_Raw data_
^^^^

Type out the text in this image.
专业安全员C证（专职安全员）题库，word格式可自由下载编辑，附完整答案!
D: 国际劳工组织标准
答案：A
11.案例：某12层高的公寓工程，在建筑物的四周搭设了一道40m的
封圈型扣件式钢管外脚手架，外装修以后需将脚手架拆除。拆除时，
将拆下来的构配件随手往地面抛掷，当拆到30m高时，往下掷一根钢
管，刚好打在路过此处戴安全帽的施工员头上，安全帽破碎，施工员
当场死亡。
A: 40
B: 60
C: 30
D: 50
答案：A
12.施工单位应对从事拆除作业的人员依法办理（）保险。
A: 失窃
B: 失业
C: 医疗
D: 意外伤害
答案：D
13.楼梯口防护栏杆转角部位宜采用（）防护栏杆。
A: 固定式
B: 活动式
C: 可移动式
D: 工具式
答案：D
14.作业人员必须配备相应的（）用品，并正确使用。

^^^^

_Given task_
Give a word-for-word copy of the records.

_Task result_
Type out the text in this image.
专业安全员C证（专职安全员）题库，word格式可自由下载编辑，附完整答案!
D: 国际劳工组织标准
答案：A
11.案例：某12层高的公寓工程，在建筑物的四周搭设了一道40m的
封圈型扣件式钢管外脚手架，外装修以后需将脚手架拆除。拆除时，
将拆下来的构配件随手往地面抛掷，当拆到30m高时，往下掷一根钢
管，刚好打在路过此处戴安全帽的施工员头上，安全帽破碎，施工员
当场死亡。
A: 40
B: 60
C: 30
D: 50
答案：A
12.施工单位应对从事拆除作业的人员依法办理（）保险。
A: 失窃
B: 失业
C: 医疗
D: 意外伤害
答案：D
13.楼梯口防护栏杆转角部位宜采用（）防护栏杆。
A: 固定式
B: 活动式
C: 可移动式
D: 工具式
答案：D
14.作业人员必须配备相应的（）用品，并正确使用。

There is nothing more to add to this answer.